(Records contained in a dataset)
· · ·
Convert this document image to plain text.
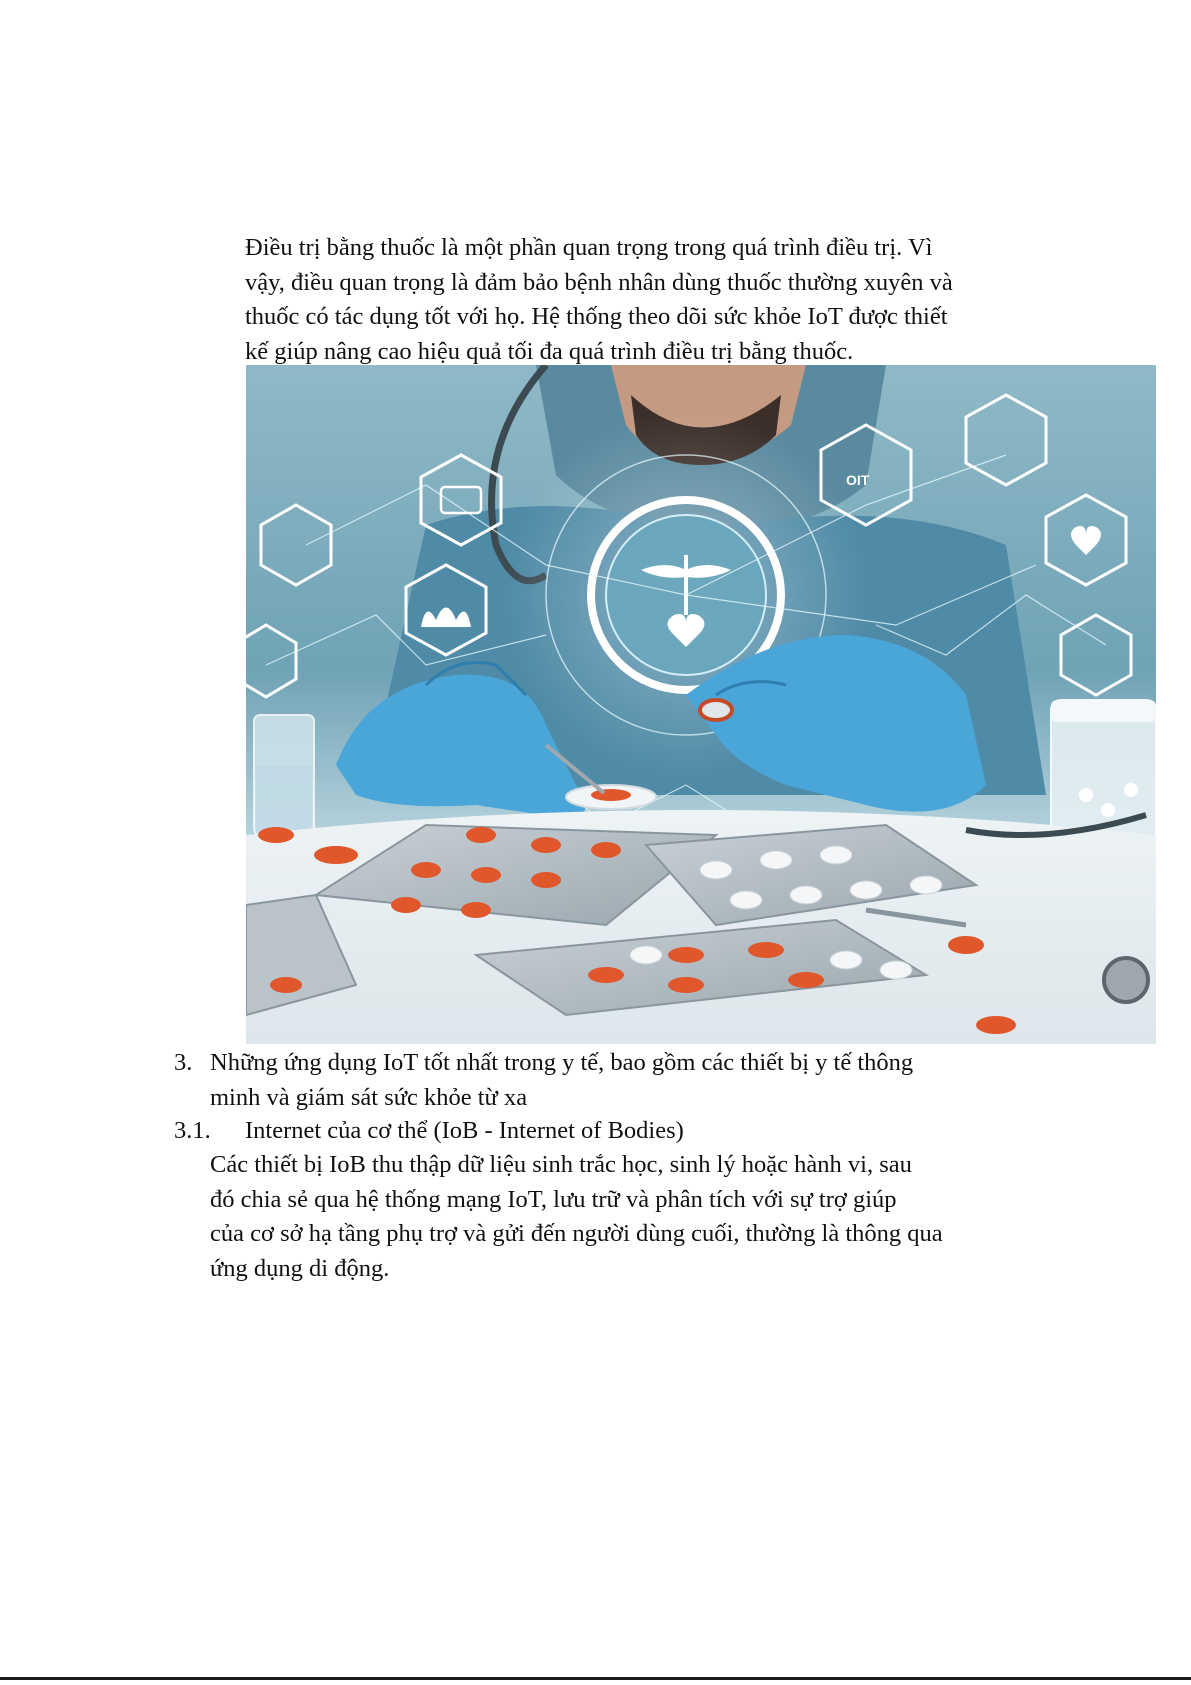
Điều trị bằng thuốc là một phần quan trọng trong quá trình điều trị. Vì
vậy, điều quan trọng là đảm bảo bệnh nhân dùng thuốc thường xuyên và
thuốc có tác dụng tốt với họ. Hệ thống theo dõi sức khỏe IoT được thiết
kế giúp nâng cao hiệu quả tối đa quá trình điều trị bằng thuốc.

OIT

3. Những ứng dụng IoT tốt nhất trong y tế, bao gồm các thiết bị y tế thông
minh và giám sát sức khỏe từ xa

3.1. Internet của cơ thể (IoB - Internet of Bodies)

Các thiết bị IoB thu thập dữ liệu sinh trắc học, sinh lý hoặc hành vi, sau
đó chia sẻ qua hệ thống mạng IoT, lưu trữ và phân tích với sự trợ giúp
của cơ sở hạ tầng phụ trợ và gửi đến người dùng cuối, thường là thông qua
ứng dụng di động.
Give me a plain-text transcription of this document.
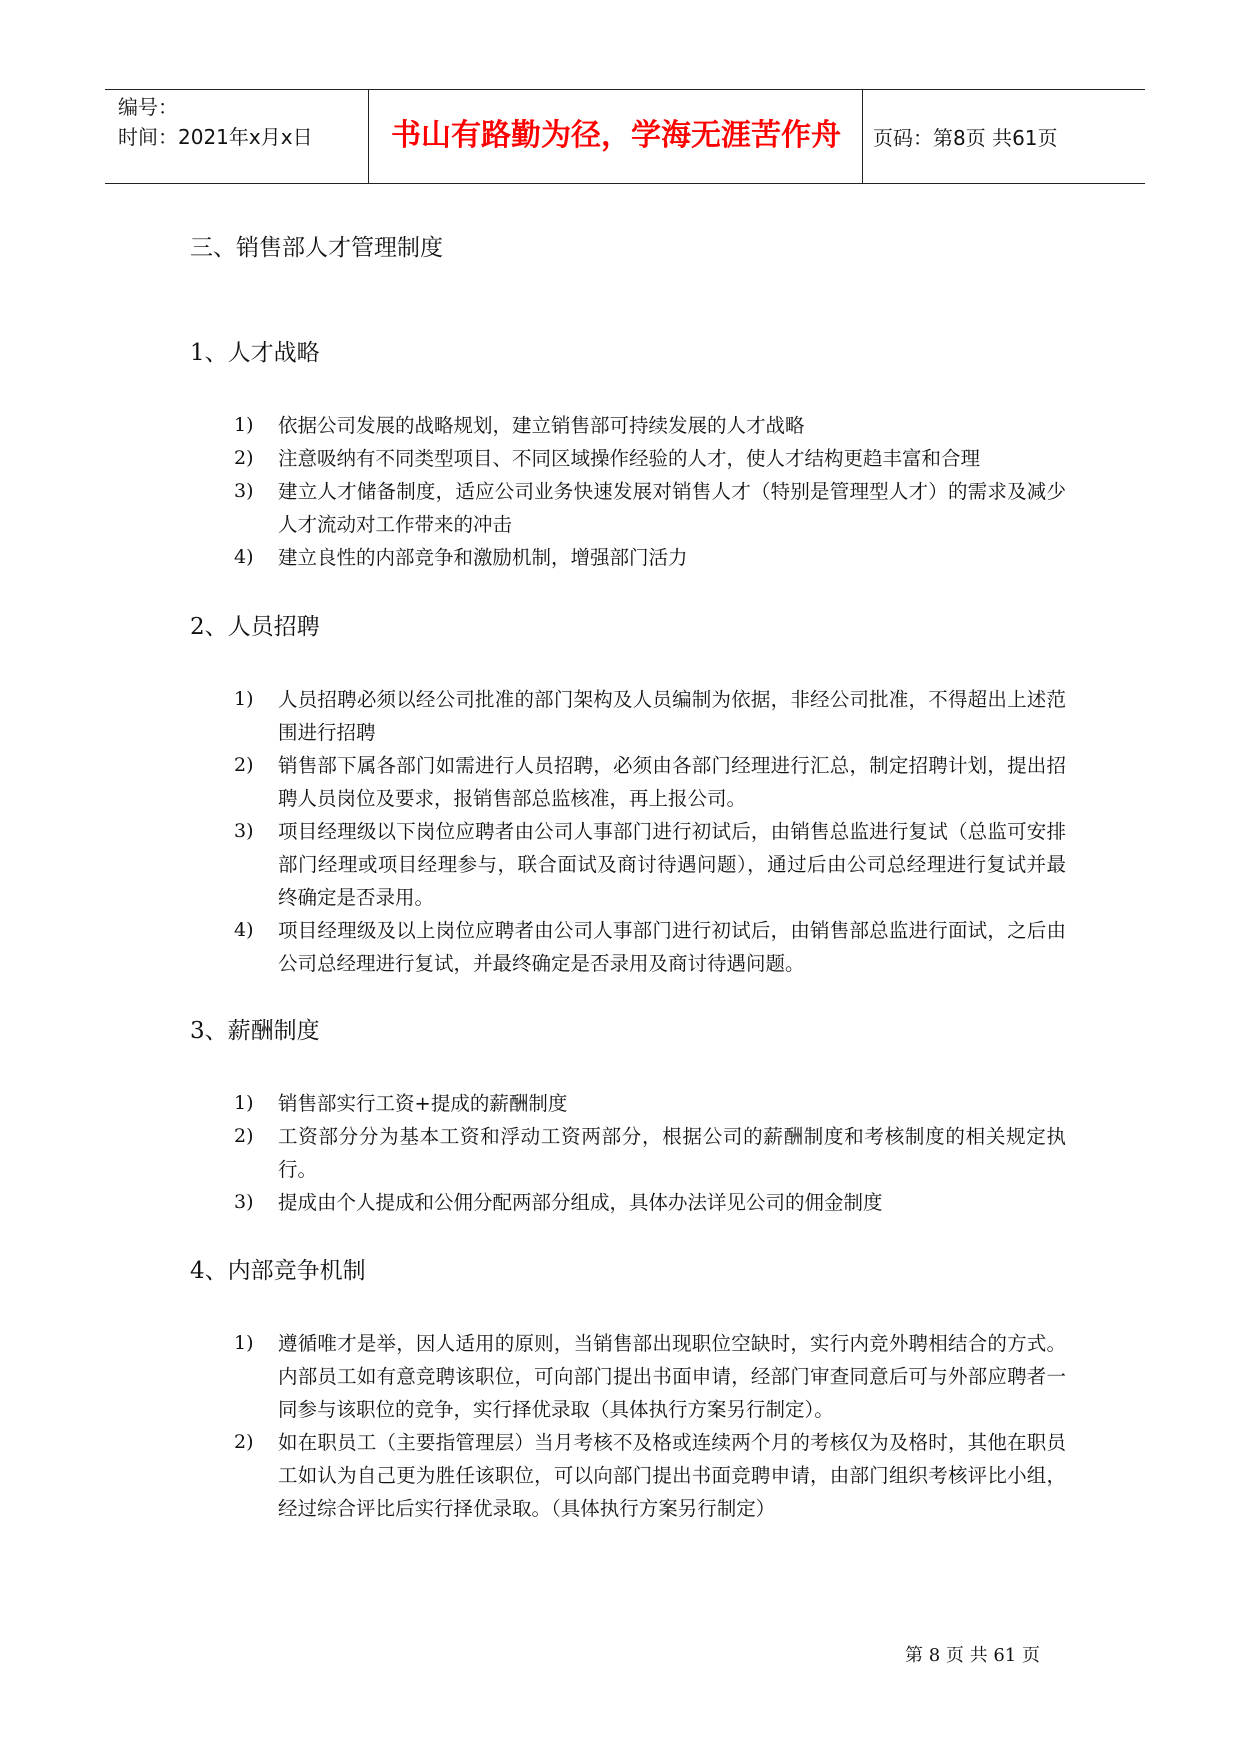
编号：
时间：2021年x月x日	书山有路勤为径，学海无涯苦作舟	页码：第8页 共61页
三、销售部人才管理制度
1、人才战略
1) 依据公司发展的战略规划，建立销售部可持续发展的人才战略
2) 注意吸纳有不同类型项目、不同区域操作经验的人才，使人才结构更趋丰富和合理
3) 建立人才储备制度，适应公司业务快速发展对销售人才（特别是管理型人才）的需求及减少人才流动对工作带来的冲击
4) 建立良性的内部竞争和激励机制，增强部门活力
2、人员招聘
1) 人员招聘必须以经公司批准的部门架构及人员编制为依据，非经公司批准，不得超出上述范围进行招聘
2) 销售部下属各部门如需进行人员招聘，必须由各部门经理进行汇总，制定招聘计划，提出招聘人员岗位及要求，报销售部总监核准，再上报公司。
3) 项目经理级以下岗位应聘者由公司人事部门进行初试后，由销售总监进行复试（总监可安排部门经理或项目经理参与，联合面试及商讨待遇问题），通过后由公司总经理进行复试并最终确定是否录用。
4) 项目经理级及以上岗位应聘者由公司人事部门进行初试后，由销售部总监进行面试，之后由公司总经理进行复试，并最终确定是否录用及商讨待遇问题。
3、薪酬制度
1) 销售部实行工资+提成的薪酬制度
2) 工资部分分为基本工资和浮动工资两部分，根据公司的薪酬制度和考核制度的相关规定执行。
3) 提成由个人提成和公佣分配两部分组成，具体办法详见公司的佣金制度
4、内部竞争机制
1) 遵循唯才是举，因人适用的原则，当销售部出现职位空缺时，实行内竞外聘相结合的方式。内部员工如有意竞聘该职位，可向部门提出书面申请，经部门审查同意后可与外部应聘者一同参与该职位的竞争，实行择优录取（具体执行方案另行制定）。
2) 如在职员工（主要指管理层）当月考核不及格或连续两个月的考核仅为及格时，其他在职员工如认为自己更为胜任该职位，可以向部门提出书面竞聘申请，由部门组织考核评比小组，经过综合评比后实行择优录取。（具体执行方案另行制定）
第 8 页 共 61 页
· · ·
EXERCISE PROMPT → Find the lines above that include the string "điều" and copy them.

WRITTEN RESPONSE →
Điều trị bằng thuốc là một phần quan trọng trong quá trình điều trị. Vì
vậy, điều quan trọng là đảm bảo bệnh nhân dùng thuốc thường xuyên và
kế giúp nâng cao hiệu quả tối đa quá trình điều trị bằng thuốc.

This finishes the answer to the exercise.